**Brief**
Which lines of the material hold the word "vivo"? Copy each one.

**Records**
=====

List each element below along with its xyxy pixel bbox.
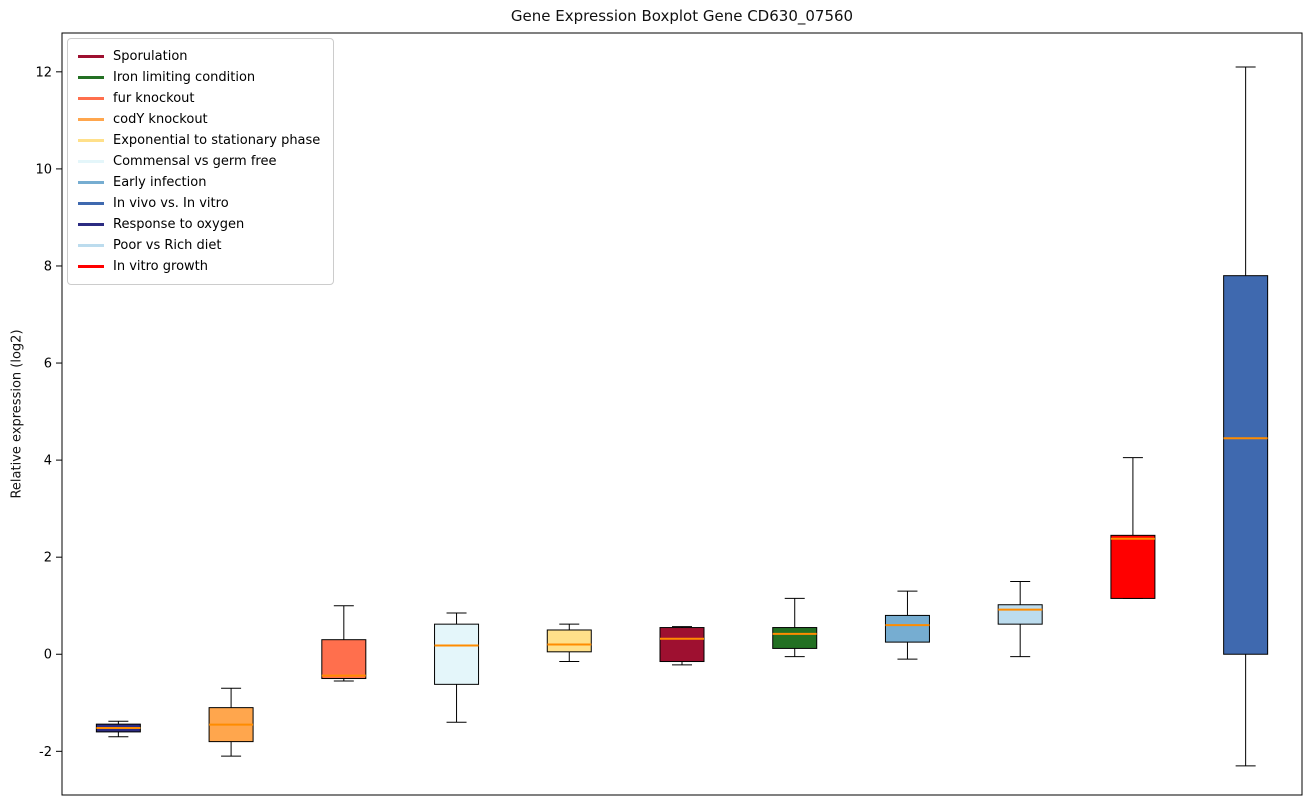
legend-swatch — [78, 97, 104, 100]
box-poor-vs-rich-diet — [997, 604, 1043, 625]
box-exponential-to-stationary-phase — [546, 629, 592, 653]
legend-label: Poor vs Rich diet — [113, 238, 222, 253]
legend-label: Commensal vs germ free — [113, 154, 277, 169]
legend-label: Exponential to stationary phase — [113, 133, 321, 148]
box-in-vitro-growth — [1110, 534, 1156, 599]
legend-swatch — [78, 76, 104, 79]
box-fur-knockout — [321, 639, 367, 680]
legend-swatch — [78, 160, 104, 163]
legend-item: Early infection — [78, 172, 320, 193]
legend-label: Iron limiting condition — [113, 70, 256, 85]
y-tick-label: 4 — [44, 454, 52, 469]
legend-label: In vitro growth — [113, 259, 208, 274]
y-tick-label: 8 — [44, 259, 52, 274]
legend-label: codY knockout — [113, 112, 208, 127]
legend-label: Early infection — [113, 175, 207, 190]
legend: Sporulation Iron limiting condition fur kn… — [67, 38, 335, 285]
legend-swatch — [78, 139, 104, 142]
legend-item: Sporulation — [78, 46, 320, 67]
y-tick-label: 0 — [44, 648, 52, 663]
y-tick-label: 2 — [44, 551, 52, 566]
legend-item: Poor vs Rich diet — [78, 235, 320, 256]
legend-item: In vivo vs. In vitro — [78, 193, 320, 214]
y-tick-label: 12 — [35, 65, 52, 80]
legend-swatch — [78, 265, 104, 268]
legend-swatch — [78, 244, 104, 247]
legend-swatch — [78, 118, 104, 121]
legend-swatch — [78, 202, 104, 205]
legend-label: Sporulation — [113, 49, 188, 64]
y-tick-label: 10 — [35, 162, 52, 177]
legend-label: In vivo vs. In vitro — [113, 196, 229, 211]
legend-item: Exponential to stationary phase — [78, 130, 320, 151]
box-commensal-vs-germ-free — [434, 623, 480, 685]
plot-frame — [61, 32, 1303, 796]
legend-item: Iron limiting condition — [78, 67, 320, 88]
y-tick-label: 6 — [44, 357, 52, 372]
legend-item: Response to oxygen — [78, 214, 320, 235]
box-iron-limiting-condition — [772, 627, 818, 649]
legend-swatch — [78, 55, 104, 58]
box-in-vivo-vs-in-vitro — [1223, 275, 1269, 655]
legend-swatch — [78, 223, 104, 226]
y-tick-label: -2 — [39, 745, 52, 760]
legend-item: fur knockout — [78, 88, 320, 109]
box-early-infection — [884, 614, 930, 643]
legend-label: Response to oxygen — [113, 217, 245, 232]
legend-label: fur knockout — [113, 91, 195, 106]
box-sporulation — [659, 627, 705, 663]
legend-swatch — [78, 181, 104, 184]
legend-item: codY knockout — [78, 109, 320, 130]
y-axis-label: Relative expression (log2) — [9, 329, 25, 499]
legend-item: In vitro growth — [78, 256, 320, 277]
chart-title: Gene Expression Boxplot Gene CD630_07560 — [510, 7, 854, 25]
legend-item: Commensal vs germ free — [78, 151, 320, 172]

=====

**Exercise result**
legend-item: In vivo vs. In vitro — [78, 193, 320, 214]
legend-label: In vivo vs. In vitro — [113, 196, 229, 211]
box-in-vivo-vs-in-vitro — [1223, 275, 1269, 655]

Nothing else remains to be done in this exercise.